EXERCISE TASK: Write out all the data again, exactly as it stands.

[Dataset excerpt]
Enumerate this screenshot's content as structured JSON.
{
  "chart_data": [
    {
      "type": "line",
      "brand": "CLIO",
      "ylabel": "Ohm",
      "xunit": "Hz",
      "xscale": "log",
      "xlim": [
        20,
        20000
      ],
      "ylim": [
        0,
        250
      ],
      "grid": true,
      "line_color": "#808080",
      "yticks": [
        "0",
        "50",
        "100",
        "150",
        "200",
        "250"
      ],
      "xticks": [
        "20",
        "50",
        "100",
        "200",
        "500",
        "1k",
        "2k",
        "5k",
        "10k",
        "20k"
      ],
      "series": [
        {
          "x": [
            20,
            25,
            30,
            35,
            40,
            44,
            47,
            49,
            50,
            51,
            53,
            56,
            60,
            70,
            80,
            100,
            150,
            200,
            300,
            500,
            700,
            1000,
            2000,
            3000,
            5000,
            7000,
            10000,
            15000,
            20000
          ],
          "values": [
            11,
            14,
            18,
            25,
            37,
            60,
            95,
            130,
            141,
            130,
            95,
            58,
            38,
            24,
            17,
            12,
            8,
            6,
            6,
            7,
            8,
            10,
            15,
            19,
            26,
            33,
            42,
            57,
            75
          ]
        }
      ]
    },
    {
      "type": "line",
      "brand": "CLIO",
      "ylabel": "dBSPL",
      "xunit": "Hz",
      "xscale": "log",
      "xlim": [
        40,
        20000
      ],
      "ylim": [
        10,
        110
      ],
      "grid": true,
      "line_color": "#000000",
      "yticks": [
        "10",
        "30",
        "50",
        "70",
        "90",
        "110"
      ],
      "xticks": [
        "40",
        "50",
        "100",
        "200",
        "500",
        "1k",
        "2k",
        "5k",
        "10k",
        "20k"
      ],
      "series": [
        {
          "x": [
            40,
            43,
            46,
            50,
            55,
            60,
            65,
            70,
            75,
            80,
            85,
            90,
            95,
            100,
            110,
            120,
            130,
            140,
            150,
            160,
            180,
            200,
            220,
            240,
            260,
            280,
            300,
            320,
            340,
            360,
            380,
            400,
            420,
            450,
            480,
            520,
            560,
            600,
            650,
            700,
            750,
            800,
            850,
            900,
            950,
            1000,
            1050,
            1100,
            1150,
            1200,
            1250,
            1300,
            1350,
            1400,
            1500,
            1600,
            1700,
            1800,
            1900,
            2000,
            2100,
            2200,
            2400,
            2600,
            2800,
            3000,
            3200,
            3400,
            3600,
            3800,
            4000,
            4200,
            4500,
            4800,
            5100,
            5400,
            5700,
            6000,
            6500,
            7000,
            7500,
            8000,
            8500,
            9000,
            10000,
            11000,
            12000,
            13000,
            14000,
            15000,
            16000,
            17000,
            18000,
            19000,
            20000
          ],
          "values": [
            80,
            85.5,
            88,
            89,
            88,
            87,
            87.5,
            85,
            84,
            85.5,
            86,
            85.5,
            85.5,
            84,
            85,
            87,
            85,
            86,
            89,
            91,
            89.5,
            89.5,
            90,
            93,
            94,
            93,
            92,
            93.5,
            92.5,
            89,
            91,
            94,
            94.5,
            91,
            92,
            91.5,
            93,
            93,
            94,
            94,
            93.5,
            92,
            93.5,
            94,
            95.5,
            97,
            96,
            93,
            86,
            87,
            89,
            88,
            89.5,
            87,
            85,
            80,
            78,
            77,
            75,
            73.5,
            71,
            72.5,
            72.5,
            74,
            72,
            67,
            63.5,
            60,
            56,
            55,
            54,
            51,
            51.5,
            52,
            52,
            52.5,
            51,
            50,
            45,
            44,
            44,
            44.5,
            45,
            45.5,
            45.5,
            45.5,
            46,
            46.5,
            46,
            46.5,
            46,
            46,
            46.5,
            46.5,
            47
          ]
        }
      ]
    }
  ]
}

SOLUTION TO THE PROBLEM:
Enumerate this screenshot's content as structured JSON.
{
  "chart_data": [
    {
      "type": "line",
      "brand": "CLIO",
      "ylabel": "Ohm",
      "xunit": "Hz",
      "xscale": "log",
      "xlim": [
        20,
        20000
      ],
      "ylim": [
        0,
        250
      ],
      "grid": true,
      "line_color": "#808080",
      "yticks": [
        "0",
        "50",
        "100",
        "150",
        "200",
        "250"
      ],
      "xticks": [
        "20",
        "50",
        "100",
        "200",
        "500",
        "1k",
        "2k",
        "5k",
        "10k",
        "20k"
      ],
      "series": [
        {
          "x": [
            20,
            25,
            30,
            35,
            40,
            44,
            47,
            49,
            50,
            51,
            53,
            56,
            60,
            70,
            80,
            100,
            150,
            200,
            300,
            500,
            700,
            1000,
            2000,
            3000,
            5000,
            7000,
            10000,
            15000,
            20000
          ],
          "values": [
            11,
            14,
            18,
            25,
            37,
            60,
            95,
            130,
            141,
            130,
            95,
            58,
            38,
            24,
            17,
            12,
            8,
            6,
            6,
            7,
            8,
            10,
            15,
            19,
            26,
            33,
            42,
            57,
            75
          ]
        }
      ]
    },
    {
      "type": "line",
      "brand": "CLIO",
      "ylabel": "dBSPL",
      "xunit": "Hz",
      "xscale": "log",
      "xlim": [
        40,
        20000
      ],
      "ylim": [
        10,
        110
      ],
      "grid": true,
      "line_color": "#000000",
      "yticks": [
        "10",
        "30",
        "50",
        "70",
        "90",
        "110"
      ],
      "xticks": [
        "40",
        "50",
        "100",
        "200",
        "500",
        "1k",
        "2k",
        "5k",
        "10k",
        "20k"
      ],
      "series": [
        {
          "x": [
            40,
            43,
            46,
            50,
            55,
            60,
            65,
            70,
            75,
            80,
            85,
            90,
            95,
            100,
            110,
            120,
            130,
            140,
            150,
            160,
            180,
            200,
            220,
            240,
            260,
            280,
            300,
            320,
            340,
            360,
            380,
            400,
            420,
            450,
            480,
            520,
            560,
            600,
            650,
            700,
            750,
            800,
            850,
            900,
            950,
            1000,
            1050,
            1100,
            1150,
            1200,
            1250,
            1300,
            1350,
            1400,
            1500,
            1600,
            1700,
            1800,
            1900,
            2000,
            2100,
            2200,
            2400,
            2600,
            2800,
            3000,
            3200,
            3400,
            3600,
            3800,
            4000,
            4200,
            4500,
            4800,
            5100,
            5400,
            5700,
            6000,
            6500,
            7000,
            7500,
            8000,
            8500,
            9000,
            10000,
            11000,
            12000,
            13000,
            14000,
            15000,
            16000,
            17000,
            18000,
            19000,
            20000
          ],
          "values": [
            80,
            85.5,
            88,
            89,
            88,
            87,
            87.5,
            85,
            84,
            85.5,
            86,
            85.5,
            85.5,
            84,
            85,
            87,
            85,
            86,
            89,
            91,
            89.5,
            89.5,
            90,
            93,
            94,
            93,
            92,
            93.5,
            92.5,
            89,
            91,
            94,
            94.5,
            91,
            92,
            91.5,
            93,
            93,
            94,
            94,
            93.5,
            92,
            93.5,
            94,
            95.5,
            97,
            96,
            93,
            86,
            87,
            89,
            88,
            89.5,
            87,
            85,
            80,
            78,
            77,
            75,
            73.5,
            71,
            72.5,
            72.5,
            74,
            72,
            67,
            63.5,
            60,
            56,
            55,
            54,
            51,
            51.5,
            52,
            52,
            52.5,
            51,
            50,
            45,
            44,
            44,
            44.5,
            45,
            45.5,
            45.5,
            45.5,
            46,
            46.5,
            46,
            46.5,
            46,
            46,
            46.5,
            46.5,
            47
          ]
        }
      ]
    }
  ]
}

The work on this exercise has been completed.